--- Start of INFORMATION GIVEN ---
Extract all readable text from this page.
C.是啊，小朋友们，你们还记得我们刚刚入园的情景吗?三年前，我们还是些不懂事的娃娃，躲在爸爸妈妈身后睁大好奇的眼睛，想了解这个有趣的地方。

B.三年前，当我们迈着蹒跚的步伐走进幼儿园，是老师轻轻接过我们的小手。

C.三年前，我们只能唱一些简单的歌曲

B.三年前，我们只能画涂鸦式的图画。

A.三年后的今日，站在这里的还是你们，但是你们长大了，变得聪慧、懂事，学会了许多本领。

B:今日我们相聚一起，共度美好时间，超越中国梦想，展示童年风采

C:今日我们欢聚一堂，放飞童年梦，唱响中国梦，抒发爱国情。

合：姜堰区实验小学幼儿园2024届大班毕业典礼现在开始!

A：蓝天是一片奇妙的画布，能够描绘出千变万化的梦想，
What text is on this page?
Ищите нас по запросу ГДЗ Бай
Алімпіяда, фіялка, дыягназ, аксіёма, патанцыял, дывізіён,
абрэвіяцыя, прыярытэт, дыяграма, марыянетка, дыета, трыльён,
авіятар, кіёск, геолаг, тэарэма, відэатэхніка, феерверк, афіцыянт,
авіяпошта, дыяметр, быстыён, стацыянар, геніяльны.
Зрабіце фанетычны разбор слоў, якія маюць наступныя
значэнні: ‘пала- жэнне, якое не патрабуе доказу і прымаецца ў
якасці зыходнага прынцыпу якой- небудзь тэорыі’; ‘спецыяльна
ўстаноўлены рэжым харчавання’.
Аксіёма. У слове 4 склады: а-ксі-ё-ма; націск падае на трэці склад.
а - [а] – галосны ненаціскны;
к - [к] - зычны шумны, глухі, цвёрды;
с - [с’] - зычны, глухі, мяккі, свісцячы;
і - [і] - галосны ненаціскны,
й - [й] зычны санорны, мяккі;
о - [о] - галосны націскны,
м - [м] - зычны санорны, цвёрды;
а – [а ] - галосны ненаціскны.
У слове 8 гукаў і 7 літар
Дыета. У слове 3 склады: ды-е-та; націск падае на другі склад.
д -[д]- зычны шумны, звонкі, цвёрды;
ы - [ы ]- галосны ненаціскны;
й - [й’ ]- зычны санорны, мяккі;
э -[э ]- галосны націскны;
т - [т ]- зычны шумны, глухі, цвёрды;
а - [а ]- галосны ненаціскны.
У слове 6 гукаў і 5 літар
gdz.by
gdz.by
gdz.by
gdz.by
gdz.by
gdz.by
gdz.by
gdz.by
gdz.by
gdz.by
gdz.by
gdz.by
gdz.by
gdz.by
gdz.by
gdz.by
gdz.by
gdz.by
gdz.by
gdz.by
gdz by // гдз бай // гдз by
--- End of INFORMATION GIVEN ---
Every line in the data above that contains "шумны" needs to be copied.

к - [к] - зычны шумны, глухі, цвёрды;
д -[д]- зычны шумны, звонкі, цвёрды;
т - [т ]- зычны шумны, глухі, цвёрды;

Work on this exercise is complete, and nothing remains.